### TASK DETAILS
Draw out every line with the word "text" from the listing below.

### DATA SHOWN

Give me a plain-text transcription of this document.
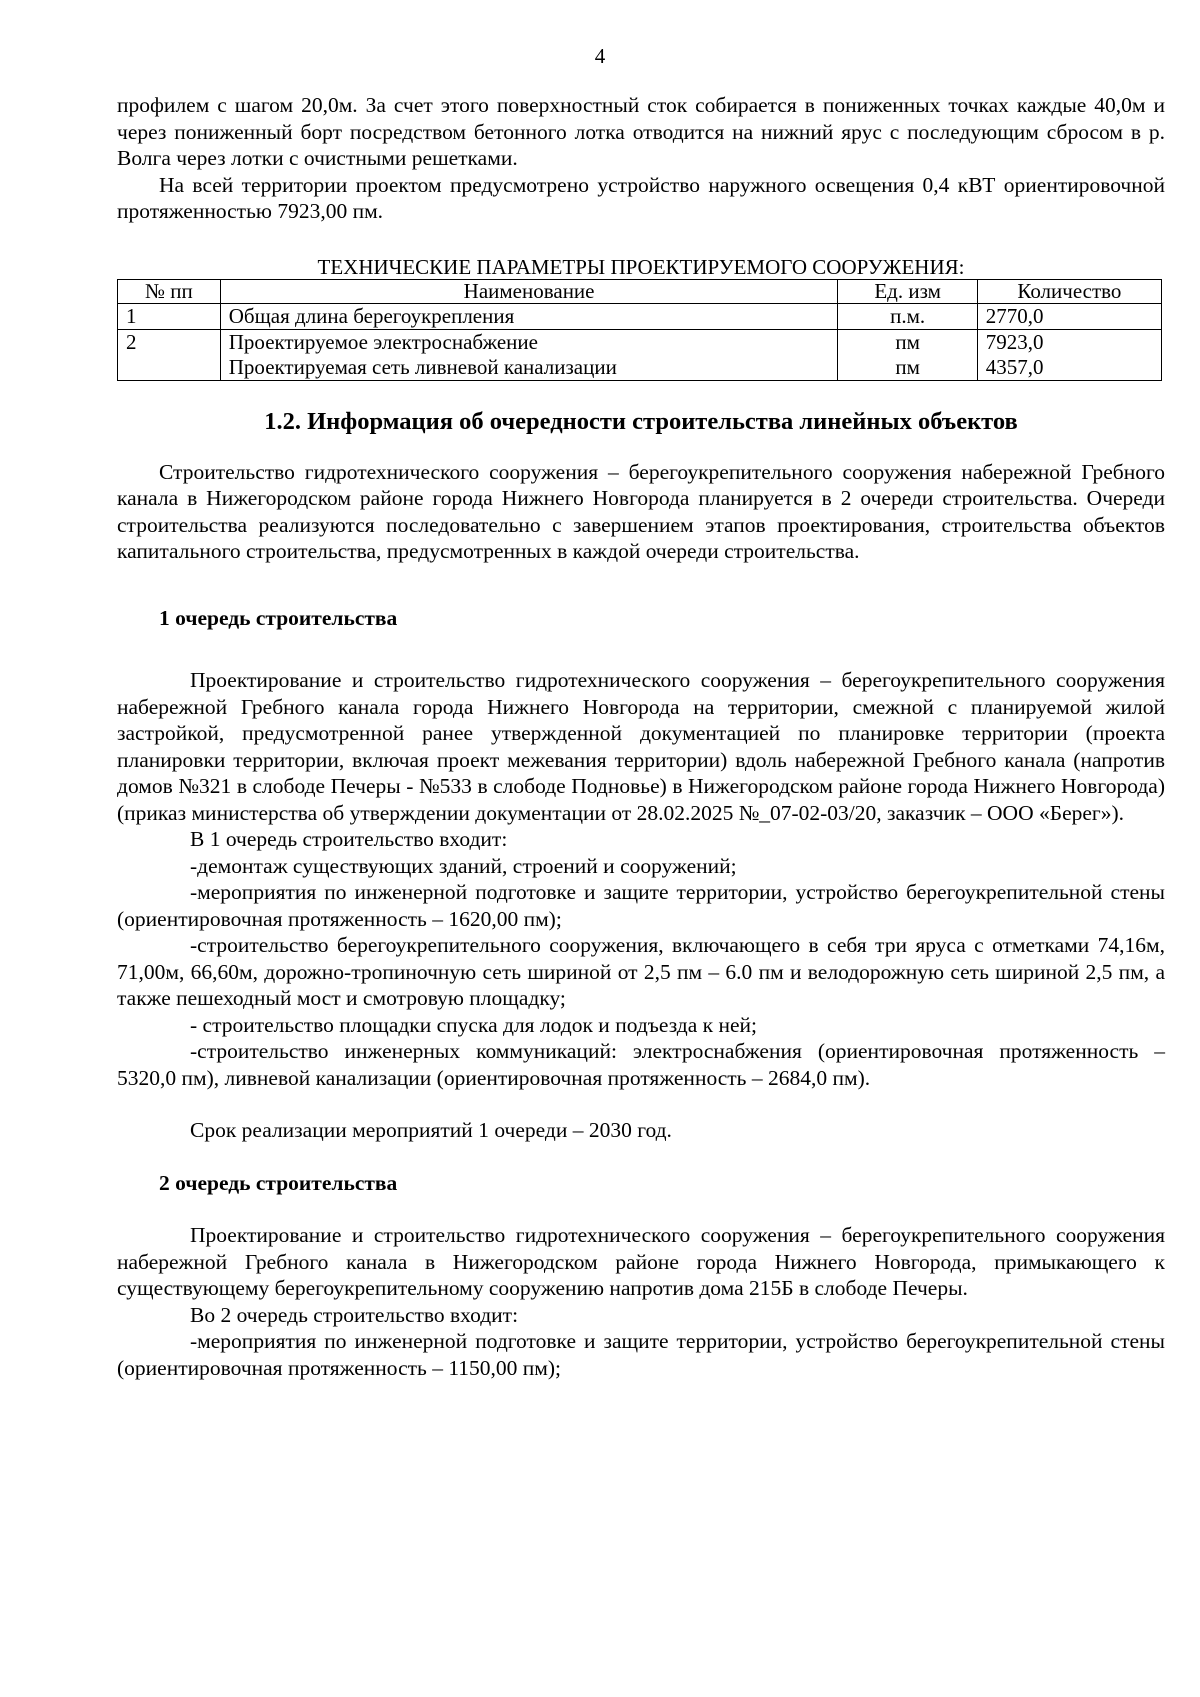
4

профилем с шагом 20,0м. За счет этого поверхностный сток собирается в пониженных точках каждые 40,0м и через пониженный борт посредством бетонного лотка отводится на нижний ярус с последующим сбросом в р. Волга через лотки с очистными решетками.

На всей территории проектом предусмотрено устройство наружного освещения 0,4 кВТ ориентировочной протяженностью 7923,00 пм.

ТЕХНИЧЕСКИЕ ПАРАМЕТРЫ ПРОЕКТИРУЕМОГО СООРУЖЕНИЯ:
№ пп	Наименование	Ед. изм	Количество
1	Общая длина берегоукрепления	п.м.	2770,0
2	Проектируемое электроснабжение	пм	7923,0
	Проектируемая сеть ливневой канализации	пм	4357,0
1.2. Информация об очередности строительства линейных объектов

Строительство гидротехнического сооружения – берегоукрепительного сооружения набережной Гребного канала в Нижегородском районе города Нижнего Новгорода планируется в 2 очереди строительства. Очереди строительства реализуются последовательно с завершением этапов проектирования, строительства объектов капитального строительства, предусмотренных в каждой очереди строительства.

1 очередь строительства

Проектирование и строительство гидротехнического сооружения – берегоукрепительного сооружения набережной Гребного канала города Нижнего Новгорода на территории, смежной с планируемой жилой застройкой, предусмотренной ранее утвержденной документацией по планировке территории (проекта планировки территории, включая проект межевания территории) вдоль набережной Гребного канала (напротив домов №321 в слободе Печеры - №533 в слободе Подновье) в Нижегородском районе города Нижнего Новгорода) (приказ министерства об утверждении документации от 28.02.2025 №_07-02-03/20, заказчик – ООО «Берег»).

В 1 очередь строительство входит:

-демонтаж существующих зданий, строений и сооружений;

-мероприятия по инженерной подготовке и защите территории, устройство берегоукрепительной стены (ориентировочная протяженность – 1620,00 пм);

-строительство берегоукрепительного сооружения, включающего в себя три яруса с отметками 74,16м, 71,00м, 66,60м, дорожно-тропиночную сеть шириной от 2,5 пм – 6.0 пм и велодорожную сеть шириной 2,5 пм, а также пешеходный мост и смотровую площадку;

- строительство площадки спуска для лодок и подъезда к ней;

-строительство инженерных коммуникаций: электроснабжения (ориентировочная протяженность – 5320,0 пм), ливневой канализации (ориентировочная протяженность – 2684,0 пм).

Срок реализации мероприятий 1 очереди – 2030 год.

2 очередь строительства

Проектирование и строительство гидротехнического сооружения – берегоукрепительного сооружения набережной Гребного канала в Нижегородском районе города Нижнего Новгорода, примыкающего к существующему берегоукрепительному сооружению напротив дома 215Б в слободе Печеры.

Во 2 очередь строительство входит:

-мероприятия по инженерной подготовке и защите территории, устройство берегоукрепительной стены (ориентировочная протяженность – 1150,00 пм);
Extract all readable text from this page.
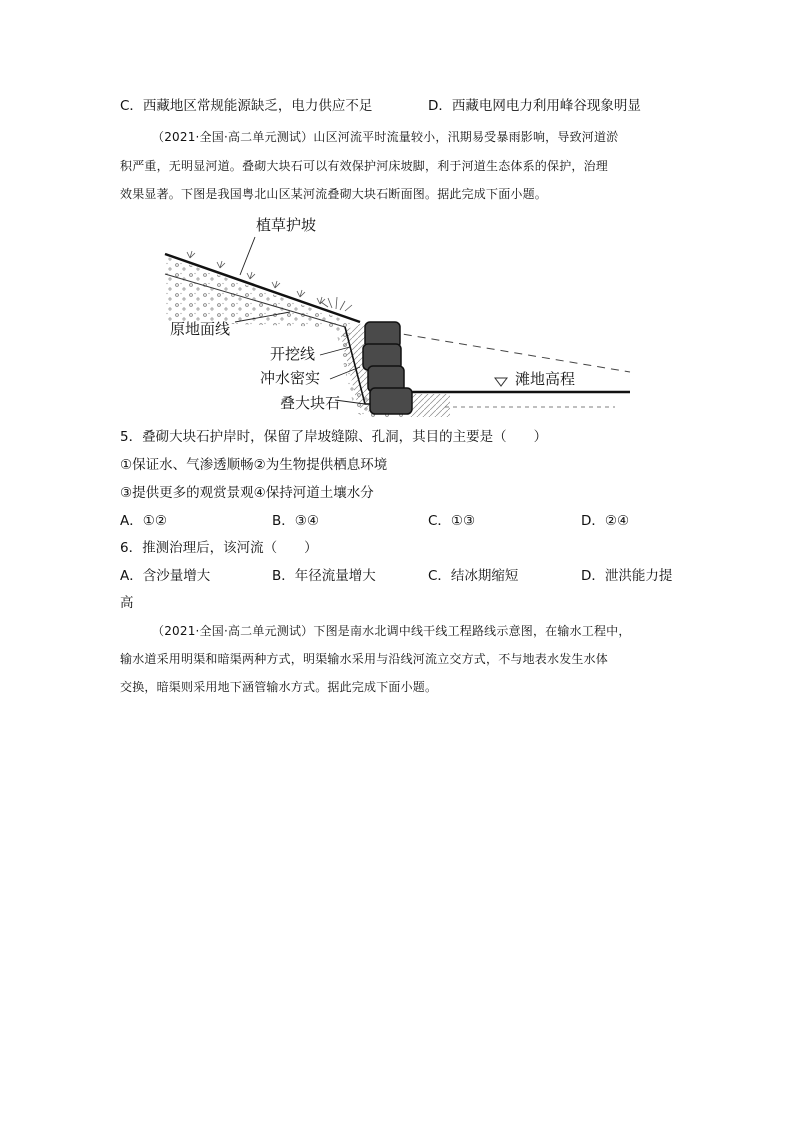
C．西藏地区常规能源缺乏，电力供应不足	D．西藏电网电力利用峰谷现象明显
（2021·全国·高二单元测试）山区河流平时流量较小，汛期易受暴雨影响，导致河道淤
积严重，无明显河道。叠砌大块石可以有效保护河床坡脚，利于河道生态体系的保护，治理
效果显著。下图是我国粤北山区某河流叠砌大块石断面图。据此完成下面小题。
植草护坡
原地面线
开挖线
冲水密实
叠大块石
滩地高程
5．叠砌大块石护岸时，保留了岸坡缝隙、孔洞，其目的主要是（　　）
①保证水、气渗透顺畅②为生物提供栖息环境
③提供更多的观赏景观④保持河道土壤水分
A．①②	B．③④	C．①③	D．②④
6．推测治理后，该河流（　　）
A．含沙量增大	B．年径流量增大	C．结冰期缩短	D．泄洪能力提
高
（2021·全国·高二单元测试）下图是南水北调中线干线工程路线示意图，在输水工程中，
输水道采用明渠和暗渠两种方式，明渠输水采用与沿线河流立交方式，不与地表水发生水体
交换，暗渠则采用地下涵管输水方式。据此完成下面小题。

### FINISHED EXERCISE
Give me a plain-text transcription of this document.
Extract all readable text from this page.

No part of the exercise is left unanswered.